--- START OF DATA SUPPLIED ---

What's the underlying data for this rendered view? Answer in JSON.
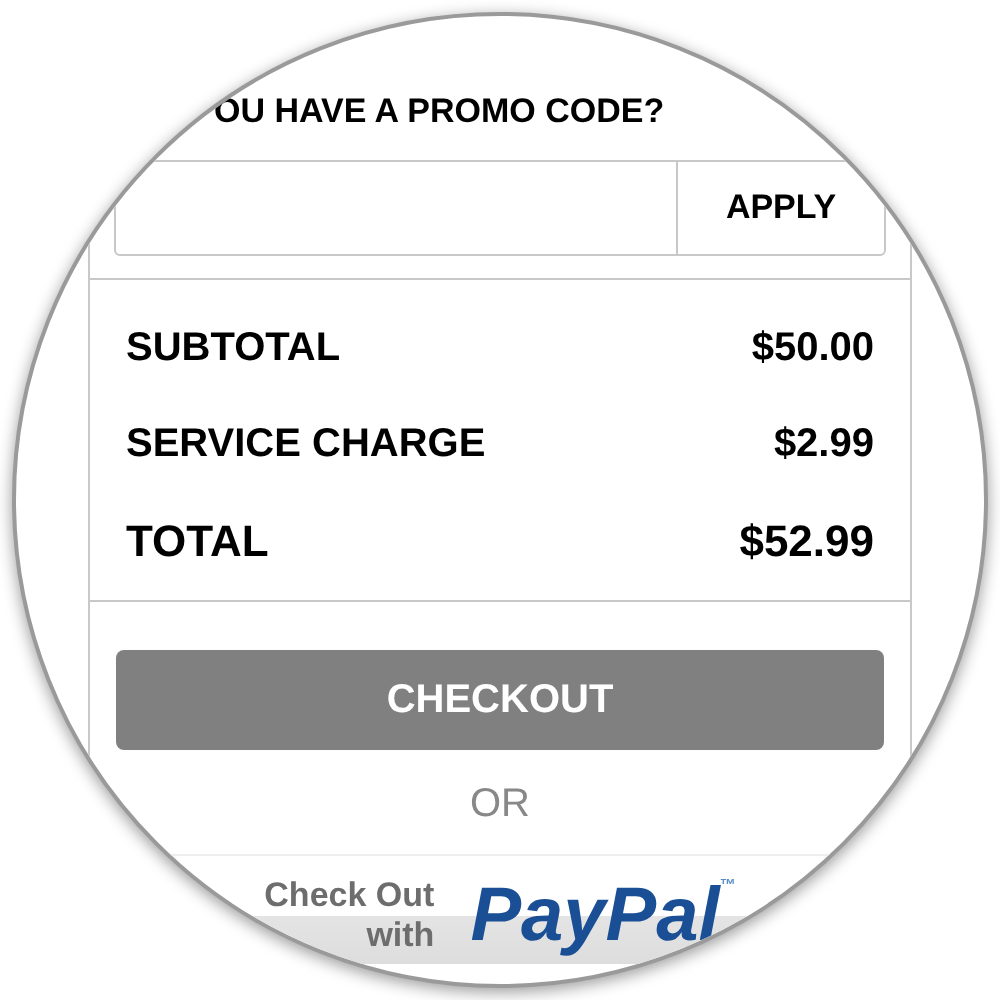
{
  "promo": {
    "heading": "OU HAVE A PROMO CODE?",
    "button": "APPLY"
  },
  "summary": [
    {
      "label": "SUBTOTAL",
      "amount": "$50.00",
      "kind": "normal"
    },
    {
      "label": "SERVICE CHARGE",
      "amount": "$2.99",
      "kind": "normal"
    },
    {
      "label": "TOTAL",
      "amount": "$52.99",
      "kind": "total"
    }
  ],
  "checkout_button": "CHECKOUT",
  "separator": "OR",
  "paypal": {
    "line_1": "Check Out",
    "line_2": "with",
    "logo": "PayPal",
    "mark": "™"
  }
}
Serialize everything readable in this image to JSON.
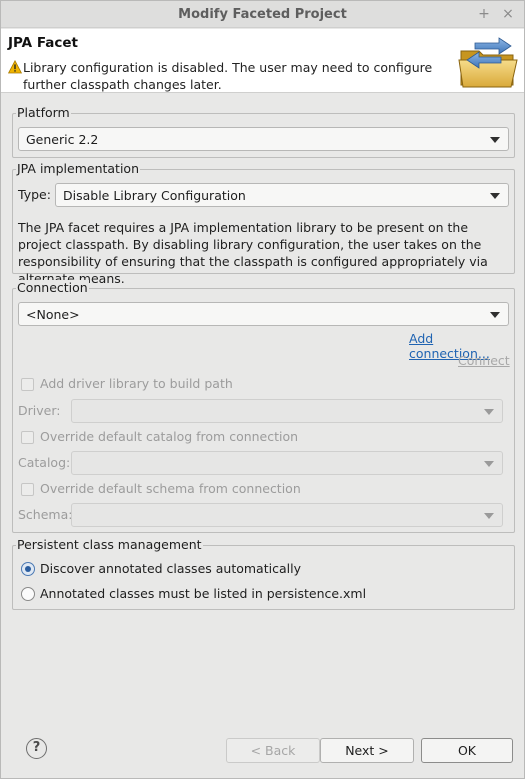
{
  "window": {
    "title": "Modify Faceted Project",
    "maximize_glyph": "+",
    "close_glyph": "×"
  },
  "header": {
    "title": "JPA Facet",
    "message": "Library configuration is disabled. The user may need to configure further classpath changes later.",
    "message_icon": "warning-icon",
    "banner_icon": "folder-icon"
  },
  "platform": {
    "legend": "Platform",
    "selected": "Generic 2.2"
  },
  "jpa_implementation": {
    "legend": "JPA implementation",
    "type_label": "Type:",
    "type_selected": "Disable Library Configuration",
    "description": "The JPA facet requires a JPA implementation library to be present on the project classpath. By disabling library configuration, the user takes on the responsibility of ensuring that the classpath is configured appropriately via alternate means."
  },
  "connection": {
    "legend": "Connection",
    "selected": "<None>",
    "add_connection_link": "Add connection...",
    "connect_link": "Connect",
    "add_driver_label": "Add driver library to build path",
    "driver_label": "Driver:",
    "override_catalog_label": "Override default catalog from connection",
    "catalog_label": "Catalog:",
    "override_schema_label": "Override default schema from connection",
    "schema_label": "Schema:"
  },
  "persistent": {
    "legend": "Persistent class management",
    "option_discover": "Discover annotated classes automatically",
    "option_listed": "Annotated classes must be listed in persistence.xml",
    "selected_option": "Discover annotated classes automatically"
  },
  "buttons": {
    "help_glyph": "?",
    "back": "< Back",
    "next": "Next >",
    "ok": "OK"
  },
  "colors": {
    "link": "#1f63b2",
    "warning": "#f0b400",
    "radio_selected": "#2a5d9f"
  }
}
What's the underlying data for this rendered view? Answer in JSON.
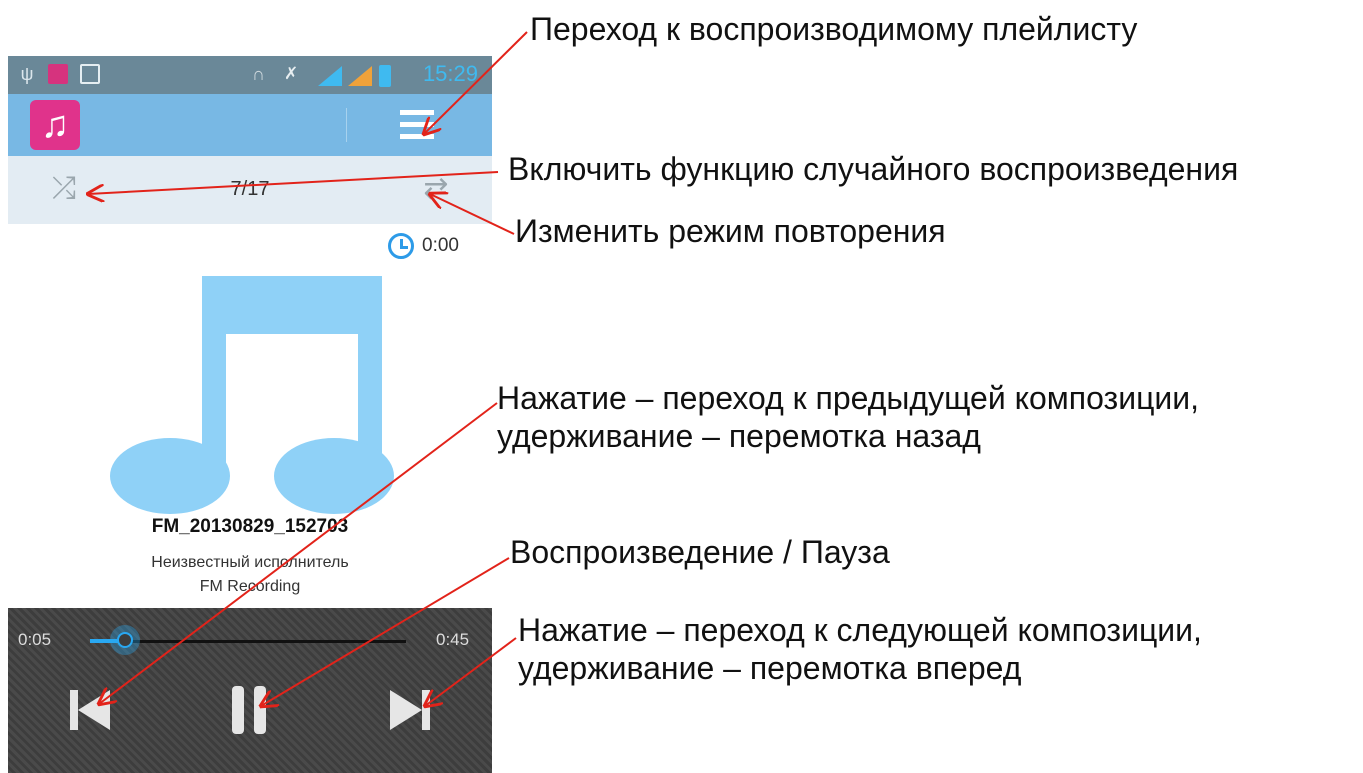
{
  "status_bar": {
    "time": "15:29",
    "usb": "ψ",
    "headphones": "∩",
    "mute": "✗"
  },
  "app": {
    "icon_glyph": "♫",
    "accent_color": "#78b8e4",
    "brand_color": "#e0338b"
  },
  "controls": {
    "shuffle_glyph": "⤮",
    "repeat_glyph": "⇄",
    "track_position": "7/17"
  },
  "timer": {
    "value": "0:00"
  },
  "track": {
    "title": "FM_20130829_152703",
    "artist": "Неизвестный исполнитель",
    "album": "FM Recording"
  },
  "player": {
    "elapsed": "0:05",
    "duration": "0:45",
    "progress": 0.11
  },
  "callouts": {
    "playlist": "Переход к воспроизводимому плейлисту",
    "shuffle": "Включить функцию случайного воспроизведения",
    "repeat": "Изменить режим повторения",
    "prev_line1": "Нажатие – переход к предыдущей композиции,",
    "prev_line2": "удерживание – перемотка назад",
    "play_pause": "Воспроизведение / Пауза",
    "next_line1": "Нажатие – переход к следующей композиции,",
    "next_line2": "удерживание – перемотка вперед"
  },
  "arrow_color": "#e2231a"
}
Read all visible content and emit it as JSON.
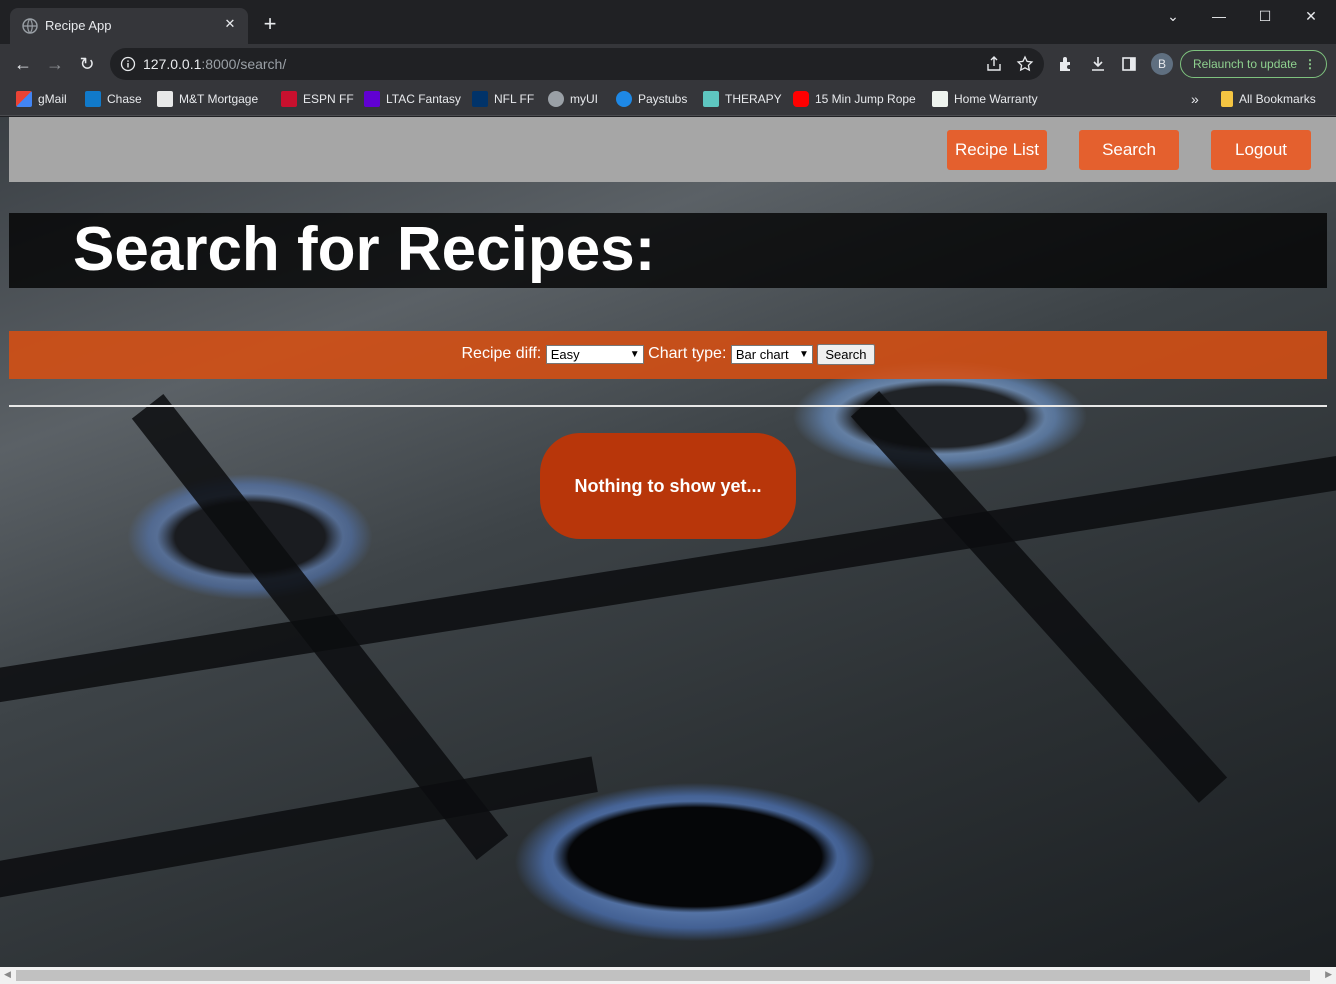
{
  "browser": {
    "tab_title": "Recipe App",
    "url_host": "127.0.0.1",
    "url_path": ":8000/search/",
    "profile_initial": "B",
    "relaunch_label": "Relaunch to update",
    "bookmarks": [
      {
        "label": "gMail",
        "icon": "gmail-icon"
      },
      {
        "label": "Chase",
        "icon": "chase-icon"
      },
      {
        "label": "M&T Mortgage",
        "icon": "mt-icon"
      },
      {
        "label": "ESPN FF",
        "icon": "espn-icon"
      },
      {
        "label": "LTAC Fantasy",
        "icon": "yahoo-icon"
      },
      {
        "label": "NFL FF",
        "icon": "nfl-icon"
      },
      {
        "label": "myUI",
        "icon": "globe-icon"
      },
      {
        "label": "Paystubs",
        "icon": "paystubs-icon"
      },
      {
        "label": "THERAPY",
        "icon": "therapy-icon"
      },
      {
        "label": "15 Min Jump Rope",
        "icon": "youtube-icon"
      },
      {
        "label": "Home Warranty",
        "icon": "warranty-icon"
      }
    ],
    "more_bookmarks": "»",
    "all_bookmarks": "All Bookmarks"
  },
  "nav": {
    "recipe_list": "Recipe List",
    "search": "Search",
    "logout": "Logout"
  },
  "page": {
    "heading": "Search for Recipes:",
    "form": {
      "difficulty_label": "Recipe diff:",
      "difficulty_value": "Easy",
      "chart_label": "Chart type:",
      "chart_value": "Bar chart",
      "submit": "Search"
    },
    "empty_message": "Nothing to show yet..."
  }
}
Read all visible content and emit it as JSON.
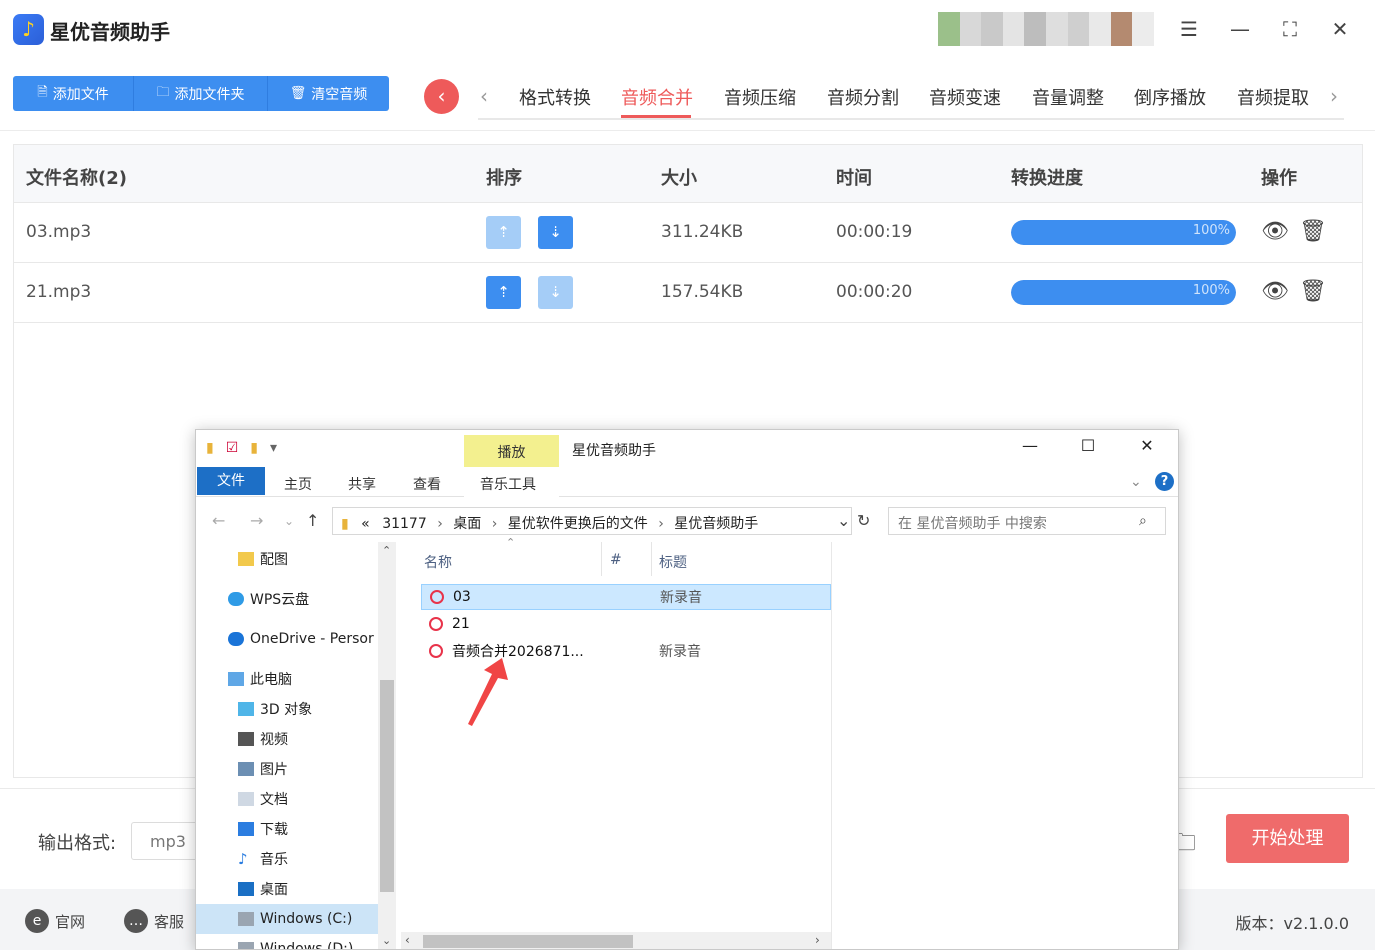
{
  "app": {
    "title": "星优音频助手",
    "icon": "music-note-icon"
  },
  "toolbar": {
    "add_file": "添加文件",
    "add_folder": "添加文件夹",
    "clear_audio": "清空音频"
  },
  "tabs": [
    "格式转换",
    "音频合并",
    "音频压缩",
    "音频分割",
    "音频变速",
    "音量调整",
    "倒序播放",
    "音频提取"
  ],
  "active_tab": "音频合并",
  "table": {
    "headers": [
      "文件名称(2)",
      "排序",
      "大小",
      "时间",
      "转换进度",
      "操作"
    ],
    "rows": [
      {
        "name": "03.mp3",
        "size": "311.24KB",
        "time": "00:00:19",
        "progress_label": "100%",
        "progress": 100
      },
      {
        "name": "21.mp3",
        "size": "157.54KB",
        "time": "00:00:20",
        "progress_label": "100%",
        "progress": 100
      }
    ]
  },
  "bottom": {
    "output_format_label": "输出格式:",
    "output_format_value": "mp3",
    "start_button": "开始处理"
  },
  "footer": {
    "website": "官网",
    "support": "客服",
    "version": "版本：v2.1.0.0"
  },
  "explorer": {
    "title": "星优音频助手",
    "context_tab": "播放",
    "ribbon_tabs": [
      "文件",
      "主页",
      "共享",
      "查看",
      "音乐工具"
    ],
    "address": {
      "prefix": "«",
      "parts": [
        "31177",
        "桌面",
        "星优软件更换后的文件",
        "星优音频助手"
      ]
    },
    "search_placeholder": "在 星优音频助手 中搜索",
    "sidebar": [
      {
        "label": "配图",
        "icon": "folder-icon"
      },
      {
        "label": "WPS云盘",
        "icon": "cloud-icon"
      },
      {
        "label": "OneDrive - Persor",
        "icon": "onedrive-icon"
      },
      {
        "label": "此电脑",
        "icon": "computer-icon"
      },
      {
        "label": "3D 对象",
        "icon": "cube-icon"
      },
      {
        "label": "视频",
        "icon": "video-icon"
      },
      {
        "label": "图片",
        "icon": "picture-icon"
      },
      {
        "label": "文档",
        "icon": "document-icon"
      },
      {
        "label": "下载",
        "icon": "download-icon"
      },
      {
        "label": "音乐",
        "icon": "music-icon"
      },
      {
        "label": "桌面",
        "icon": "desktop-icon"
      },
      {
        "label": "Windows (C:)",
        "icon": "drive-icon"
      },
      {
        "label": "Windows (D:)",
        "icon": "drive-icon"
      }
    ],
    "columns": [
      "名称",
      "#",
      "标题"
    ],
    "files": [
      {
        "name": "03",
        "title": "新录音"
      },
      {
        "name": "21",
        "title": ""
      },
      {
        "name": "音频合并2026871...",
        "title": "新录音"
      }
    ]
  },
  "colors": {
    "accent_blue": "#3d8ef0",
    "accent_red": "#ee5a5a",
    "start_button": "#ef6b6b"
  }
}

--- END OF DATA SUPPLIED ---

> **AIM OF THE EXERCISE**
Pictures don't belong in the copy. Transcribe every record exactly as it appears.

> **OUTPUT BELOW**
What's the underlying data for this rendered view? Answer in JSON.
{
  "promo": {
    "heading": "OU HAVE A PROMO CODE?",
    "button": "APPLY"
  },
  "summary": [
    {
      "label": "SUBTOTAL",
      "amount": "$50.00",
      "kind": "normal"
    },
    {
      "label": "SERVICE CHARGE",
      "amount": "$2.99",
      "kind": "normal"
    },
    {
      "label": "TOTAL",
      "amount": "$52.99",
      "kind": "total"
    }
  ],
  "checkout_button": "CHECKOUT",
  "separator": "OR",
  "paypal": {
    "line_1": "Check Out",
    "line_2": "with",
    "logo": "PayPal",
    "mark": "™"
  }
}
Serialize everything readable in this image to JSON.
{
  "window": {
    "title": "Modify Faceted Project",
    "maximize_glyph": "+",
    "close_glyph": "×"
  },
  "header": {
    "title": "JPA Facet",
    "message": "Library configuration is disabled. The user may need to configure further classpath changes later.",
    "message_icon": "warning-icon",
    "banner_icon": "folder-icon"
  },
  "platform": {
    "legend": "Platform",
    "selected": "Generic 2.2"
  },
  "jpa_implementation": {
    "legend": "JPA implementation",
    "type_label": "Type:",
    "type_selected": "Disable Library Configuration",
    "description": "The JPA facet requires a JPA implementation library to be present on the project classpath. By disabling library configuration, the user takes on the responsibility of ensuring that the classpath is configured appropriately via alternate means."
  },
  "connection": {
    "legend": "Connection",
    "selected": "<None>",
    "add_connection_link": "Add connection...",
    "connect_link": "Connect",
    "add_driver_label": "Add driver library to build path",
    "driver_label": "Driver:",
    "override_catalog_label": "Override default catalog from connection",
    "catalog_label": "Catalog:",
    "override_schema_label": "Override default schema from connection",
    "schema_label": "Schema:"
  },
  "persistent": {
    "legend": "Persistent class management",
    "option_discover": "Discover annotated classes automatically",
    "option_listed": "Annotated classes must be listed in persistence.xml",
    "selected_option": "Discover annotated classes automatically"
  },
  "buttons": {
    "help_glyph": "?",
    "back": "< Back",
    "next": "Next >",
    "ok": "OK"
  },
  "colors": {
    "link": "#1f63b2",
    "warning": "#f0b400",
    "radio_selected": "#2a5d9f"
  }
}
What's the underlying data for this rendered view? Answer in JSON.
{
  "status_bar": {
    "time": "15:29",
    "usb": "ψ",
    "headphones": "∩",
    "mute": "✗"
  },
  "app": {
    "icon_glyph": "♫",
    "accent_color": "#78b8e4",
    "brand_color": "#e0338b"
  },
  "controls": {
    "shuffle_glyph": "⤮",
    "repeat_glyph": "⇄",
    "track_position": "7/17"
  },
  "timer": {
    "value": "0:00"
  },
  "track": {
    "title": "FM_20130829_152703",
    "artist": "Неизвестный исполнитель",
    "album": "FM Recording"
  },
  "player": {
    "elapsed": "0:05",
    "duration": "0:45",
    "progress": 0.11
  },
  "callouts": {
    "playlist": "Переход к воспроизводимому плейлисту",
    "shuffle": "Включить функцию случайного воспроизведения",
    "repeat": "Изменить режим повторения",
    "prev_line1": "Нажатие – переход к предыдущей композиции,",
    "prev_line2": "удерживание – перемотка назад",
    "play_pause": "Воспроизведение / Пауза",
    "next_line1": "Нажатие – переход к следующей композиции,",
    "next_line2": "удерживание – перемотка вперед"
  },
  "arrow_color": "#e2231a"
}
Read all visible content and emit it as JSON.
{
  "browser": {
    "tab_title": "Recipe App",
    "url_host": "127.0.0.1",
    "url_path": ":8000/search/",
    "profile_initial": "B",
    "relaunch_label": "Relaunch to update",
    "bookmarks": [
      {
        "label": "gMail",
        "icon": "gmail-icon"
      },
      {
        "label": "Chase",
        "icon": "chase-icon"
      },
      {
        "label": "M&T Mortgage",
        "icon": "mt-icon"
      },
      {
        "label": "ESPN FF",
        "icon": "espn-icon"
      },
      {
        "label": "LTAC Fantasy",
        "icon": "yahoo-icon"
      },
      {
        "label": "NFL FF",
        "icon": "nfl-icon"
      },
      {
        "label": "myUI",
        "icon": "globe-icon"
      },
      {
        "label": "Paystubs",
        "icon": "paystubs-icon"
      },
      {
        "label": "THERAPY",
        "icon": "therapy-icon"
      },
      {
        "label": "15 Min Jump Rope",
        "icon": "youtube-icon"
      },
      {
        "label": "Home Warranty",
        "icon": "warranty-icon"
      }
    ],
    "more_bookmarks": "»",
    "all_bookmarks": "All Bookmarks"
  },
  "nav": {
    "recipe_list": "Recipe List",
    "search": "Search",
    "logout": "Logout"
  },
  "page": {
    "heading": "Search for Recipes:",
    "form": {
      "difficulty_label": "Recipe diff:",
      "difficulty_value": "Easy",
      "chart_label": "Chart type:",
      "chart_value": "Bar chart",
      "submit": "Search"
    },
    "empty_message": "Nothing to show yet..."
  }
}
Read all visible content and emit it as JSON.
{
  "app": {
    "title": "星优音频助手",
    "icon": "music-note-icon"
  },
  "toolbar": {
    "add_file": "添加文件",
    "add_folder": "添加文件夹",
    "clear_audio": "清空音频"
  },
  "tabs": [
    "格式转换",
    "音频合并",
    "音频压缩",
    "音频分割",
    "音频变速",
    "音量调整",
    "倒序播放",
    "音频提取"
  ],
  "active_tab": "音频合并",
  "table": {
    "headers": [
      "文件名称(2)",
      "排序",
      "大小",
      "时间",
      "转换进度",
      "操作"
    ],
    "rows": [
      {
        "name": "03.mp3",
        "size": "311.24KB",
        "time": "00:00:19",
        "progress_label": "100%",
        "progress": 100
      },
      {
        "name": "21.mp3",
        "size": "157.54KB",
        "time": "00:00:20",
        "progress_label": "100%",
        "progress": 100
      }
    ]
  },
  "bottom": {
    "output_format_label": "输出格式:",
    "output_format_value": "mp3",
    "start_button": "开始处理"
  },
  "footer": {
    "website": "官网",
    "support": "客服",
    "version": "版本：v2.1.0.0"
  },
  "explorer": {
    "title": "星优音频助手",
    "context_tab": "播放",
    "ribbon_tabs": [
      "文件",
      "主页",
      "共享",
      "查看",
      "音乐工具"
    ],
    "address": {
      "prefix": "«",
      "parts": [
        "31177",
        "桌面",
        "星优软件更换后的文件",
        "星优音频助手"
      ]
    },
    "search_placeholder": "在 星优音频助手 中搜索",
    "sidebar": [
      {
        "label": "配图",
        "icon": "folder-icon"
      },
      {
        "label": "WPS云盘",
        "icon": "cloud-icon"
      },
      {
        "label": "OneDrive - Persor",
        "icon": "onedrive-icon"
      },
      {
        "label": "此电脑",
        "icon": "computer-icon"
      },
      {
        "label": "3D 对象",
        "icon": "cube-icon"
      },
      {
        "label": "视频",
        "icon": "video-icon"
      },
      {
        "label": "图片",
        "icon": "picture-icon"
      },
      {
        "label": "文档",
        "icon": "document-icon"
      },
      {
        "label": "下载",
        "icon": "download-icon"
      },
      {
        "label": "音乐",
        "icon": "music-icon"
      },
      {
        "label": "桌面",
        "icon": "desktop-icon"
      },
      {
        "label": "Windows (C:)",
        "icon": "drive-icon"
      },
      {
        "label": "Windows (D:)",
        "icon": "drive-icon"
      }
    ],
    "columns": [
      "名称",
      "#",
      "标题"
    ],
    "files": [
      {
        "name": "03",
        "title": "新录音"
      },
      {
        "name": "21",
        "title": ""
      },
      {
        "name": "音频合并2026871...",
        "title": "新录音"
      }
    ]
  },
  "colors": {
    "accent_blue": "#3d8ef0",
    "accent_red": "#ee5a5a",
    "start_button": "#ef6b6b"
  }
}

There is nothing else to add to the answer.